■ WHAT TO WORK ON
Scan the data below for the string "Abdominal". Copy every line where it appears.

[Items from a data source]
---
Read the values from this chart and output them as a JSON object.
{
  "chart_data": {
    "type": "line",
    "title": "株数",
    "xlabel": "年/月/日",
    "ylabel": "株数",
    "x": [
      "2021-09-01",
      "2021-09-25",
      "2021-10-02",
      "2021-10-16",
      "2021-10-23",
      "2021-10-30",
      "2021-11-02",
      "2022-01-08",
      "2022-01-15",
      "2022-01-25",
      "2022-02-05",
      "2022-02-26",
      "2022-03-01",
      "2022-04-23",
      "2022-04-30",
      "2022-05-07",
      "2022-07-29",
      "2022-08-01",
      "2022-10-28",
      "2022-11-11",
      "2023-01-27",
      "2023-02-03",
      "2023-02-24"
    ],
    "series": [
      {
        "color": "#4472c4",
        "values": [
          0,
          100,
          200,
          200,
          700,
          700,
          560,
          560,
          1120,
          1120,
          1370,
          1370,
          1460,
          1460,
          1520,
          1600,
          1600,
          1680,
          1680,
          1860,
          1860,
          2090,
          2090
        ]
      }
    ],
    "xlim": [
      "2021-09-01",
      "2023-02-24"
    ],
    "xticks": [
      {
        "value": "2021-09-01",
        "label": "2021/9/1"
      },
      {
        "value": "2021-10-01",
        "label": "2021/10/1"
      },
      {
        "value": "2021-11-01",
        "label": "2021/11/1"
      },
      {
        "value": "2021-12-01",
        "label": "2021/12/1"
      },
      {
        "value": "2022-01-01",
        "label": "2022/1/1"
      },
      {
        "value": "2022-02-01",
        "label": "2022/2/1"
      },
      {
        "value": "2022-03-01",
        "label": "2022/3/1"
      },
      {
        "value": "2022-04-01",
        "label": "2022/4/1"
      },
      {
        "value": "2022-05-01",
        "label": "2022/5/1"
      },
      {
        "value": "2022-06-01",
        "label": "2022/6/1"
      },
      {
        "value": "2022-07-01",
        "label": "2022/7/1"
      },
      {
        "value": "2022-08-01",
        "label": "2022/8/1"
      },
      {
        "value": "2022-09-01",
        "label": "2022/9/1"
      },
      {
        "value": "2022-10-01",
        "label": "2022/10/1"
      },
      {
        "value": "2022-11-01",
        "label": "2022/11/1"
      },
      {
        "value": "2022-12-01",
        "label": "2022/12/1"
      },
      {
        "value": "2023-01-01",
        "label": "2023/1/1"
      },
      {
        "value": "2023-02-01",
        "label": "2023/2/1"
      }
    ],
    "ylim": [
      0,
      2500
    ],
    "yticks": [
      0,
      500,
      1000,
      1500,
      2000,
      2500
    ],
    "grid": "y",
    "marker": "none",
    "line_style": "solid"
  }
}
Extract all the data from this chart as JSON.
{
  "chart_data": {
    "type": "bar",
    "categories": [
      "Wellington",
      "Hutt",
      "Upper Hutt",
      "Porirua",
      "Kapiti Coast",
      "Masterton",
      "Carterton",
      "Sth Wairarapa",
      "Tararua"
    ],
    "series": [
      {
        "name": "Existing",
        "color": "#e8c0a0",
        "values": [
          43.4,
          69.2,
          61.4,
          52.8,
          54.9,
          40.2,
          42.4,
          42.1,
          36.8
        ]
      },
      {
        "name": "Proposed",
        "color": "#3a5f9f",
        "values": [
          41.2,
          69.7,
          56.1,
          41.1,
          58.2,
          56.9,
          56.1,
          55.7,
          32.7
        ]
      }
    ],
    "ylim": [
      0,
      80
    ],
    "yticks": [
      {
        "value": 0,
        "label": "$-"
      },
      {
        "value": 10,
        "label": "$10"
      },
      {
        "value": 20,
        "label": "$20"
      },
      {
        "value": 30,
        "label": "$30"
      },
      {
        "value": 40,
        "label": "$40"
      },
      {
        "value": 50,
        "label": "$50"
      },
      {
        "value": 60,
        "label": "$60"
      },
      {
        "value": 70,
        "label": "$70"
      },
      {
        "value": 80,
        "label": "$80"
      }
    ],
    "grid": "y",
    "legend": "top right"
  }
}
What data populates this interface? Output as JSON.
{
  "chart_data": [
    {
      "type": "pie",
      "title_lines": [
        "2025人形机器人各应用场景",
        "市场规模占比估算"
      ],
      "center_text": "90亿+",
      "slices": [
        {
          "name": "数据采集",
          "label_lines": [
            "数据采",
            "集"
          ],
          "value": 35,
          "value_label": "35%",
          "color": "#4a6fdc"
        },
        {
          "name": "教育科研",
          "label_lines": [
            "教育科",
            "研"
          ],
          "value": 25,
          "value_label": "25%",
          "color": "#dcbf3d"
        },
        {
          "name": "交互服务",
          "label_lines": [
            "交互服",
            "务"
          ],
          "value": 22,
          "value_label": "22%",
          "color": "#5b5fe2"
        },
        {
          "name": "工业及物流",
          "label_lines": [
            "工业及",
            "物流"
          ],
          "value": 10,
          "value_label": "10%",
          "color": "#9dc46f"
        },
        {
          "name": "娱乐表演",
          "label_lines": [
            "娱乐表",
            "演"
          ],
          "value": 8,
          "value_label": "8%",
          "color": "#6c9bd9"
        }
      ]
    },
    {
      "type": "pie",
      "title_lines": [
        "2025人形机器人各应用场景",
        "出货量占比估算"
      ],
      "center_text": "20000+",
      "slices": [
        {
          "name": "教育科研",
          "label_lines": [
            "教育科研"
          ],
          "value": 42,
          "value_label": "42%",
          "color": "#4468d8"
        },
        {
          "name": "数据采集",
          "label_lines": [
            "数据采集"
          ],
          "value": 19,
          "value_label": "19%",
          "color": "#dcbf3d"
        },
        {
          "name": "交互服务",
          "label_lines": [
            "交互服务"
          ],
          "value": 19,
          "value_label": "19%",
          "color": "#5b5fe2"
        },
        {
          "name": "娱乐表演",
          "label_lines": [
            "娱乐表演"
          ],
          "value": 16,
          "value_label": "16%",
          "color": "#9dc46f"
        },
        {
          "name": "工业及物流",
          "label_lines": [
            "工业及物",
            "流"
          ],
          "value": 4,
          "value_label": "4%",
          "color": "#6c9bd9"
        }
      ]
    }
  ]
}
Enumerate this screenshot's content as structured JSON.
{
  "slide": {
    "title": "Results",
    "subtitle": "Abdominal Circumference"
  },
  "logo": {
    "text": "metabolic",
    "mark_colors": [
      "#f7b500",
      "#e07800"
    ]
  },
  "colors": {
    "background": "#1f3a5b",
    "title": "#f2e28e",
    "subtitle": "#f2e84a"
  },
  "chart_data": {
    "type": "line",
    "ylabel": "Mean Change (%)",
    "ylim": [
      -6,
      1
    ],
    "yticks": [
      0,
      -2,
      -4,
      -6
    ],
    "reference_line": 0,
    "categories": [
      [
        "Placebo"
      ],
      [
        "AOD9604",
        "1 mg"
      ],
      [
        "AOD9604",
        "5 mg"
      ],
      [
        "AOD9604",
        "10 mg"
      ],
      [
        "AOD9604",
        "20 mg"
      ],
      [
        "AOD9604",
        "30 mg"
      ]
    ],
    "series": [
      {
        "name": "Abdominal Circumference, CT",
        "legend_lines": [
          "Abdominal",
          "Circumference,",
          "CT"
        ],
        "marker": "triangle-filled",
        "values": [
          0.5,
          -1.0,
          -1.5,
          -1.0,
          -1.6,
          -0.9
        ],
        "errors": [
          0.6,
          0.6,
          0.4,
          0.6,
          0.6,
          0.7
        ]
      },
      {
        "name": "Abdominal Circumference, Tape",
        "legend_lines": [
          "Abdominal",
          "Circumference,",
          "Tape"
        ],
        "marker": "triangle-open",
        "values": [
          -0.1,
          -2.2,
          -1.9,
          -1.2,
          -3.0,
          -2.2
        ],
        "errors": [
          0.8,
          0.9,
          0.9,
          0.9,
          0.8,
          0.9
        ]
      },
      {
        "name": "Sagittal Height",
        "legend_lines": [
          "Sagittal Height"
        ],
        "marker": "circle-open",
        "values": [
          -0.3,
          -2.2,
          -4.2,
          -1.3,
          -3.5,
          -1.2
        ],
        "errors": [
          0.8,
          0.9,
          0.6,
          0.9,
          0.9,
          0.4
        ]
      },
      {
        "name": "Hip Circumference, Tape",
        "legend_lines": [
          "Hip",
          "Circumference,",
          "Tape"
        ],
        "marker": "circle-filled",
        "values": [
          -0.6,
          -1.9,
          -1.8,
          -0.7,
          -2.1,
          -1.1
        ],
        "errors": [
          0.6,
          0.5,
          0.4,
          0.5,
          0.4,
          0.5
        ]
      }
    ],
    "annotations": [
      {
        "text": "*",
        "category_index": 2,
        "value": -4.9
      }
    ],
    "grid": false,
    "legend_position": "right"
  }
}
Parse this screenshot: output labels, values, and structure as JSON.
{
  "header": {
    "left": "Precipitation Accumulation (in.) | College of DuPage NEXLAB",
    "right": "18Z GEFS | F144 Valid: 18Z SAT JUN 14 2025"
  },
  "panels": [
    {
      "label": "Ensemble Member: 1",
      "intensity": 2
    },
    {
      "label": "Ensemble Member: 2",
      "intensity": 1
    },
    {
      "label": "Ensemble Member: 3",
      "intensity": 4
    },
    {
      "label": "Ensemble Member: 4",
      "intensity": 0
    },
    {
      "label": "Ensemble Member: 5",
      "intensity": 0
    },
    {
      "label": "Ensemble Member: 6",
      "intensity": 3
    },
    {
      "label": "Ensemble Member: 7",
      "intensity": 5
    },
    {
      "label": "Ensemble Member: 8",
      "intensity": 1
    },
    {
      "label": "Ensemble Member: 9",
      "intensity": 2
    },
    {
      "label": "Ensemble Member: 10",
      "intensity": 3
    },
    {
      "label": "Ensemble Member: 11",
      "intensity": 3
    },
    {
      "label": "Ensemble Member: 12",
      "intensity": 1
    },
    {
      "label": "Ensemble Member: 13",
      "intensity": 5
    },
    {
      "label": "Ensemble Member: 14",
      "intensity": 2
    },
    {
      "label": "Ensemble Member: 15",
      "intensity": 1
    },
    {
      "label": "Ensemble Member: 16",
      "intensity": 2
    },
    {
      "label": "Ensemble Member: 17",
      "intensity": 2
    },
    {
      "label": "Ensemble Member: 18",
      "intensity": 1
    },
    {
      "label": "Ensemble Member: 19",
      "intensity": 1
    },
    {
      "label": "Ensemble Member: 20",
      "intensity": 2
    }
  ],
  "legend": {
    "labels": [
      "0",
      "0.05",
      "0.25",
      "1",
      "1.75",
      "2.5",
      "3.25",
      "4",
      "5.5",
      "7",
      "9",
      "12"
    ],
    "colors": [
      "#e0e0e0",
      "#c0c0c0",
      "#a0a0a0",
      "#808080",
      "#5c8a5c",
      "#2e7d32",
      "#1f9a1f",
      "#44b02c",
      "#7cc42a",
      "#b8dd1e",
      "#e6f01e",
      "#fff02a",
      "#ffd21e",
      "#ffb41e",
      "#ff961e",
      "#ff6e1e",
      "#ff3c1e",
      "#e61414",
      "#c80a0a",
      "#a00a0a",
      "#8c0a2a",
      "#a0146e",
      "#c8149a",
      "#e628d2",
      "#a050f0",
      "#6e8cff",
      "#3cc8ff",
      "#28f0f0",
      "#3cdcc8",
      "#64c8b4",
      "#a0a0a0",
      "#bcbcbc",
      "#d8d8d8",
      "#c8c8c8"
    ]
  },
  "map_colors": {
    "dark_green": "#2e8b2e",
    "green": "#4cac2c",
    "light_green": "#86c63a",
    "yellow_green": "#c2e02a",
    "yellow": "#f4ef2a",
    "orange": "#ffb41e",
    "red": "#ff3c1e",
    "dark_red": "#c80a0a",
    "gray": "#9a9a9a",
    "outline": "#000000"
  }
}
---
■ EXPECTED OUTPUT
    "subtitle": "Abdominal Circumference"
        "name": "Abdominal Circumference, CT",
          "Abdominal",
        "name": "Abdominal Circumference, Tape",
          "Abdominal",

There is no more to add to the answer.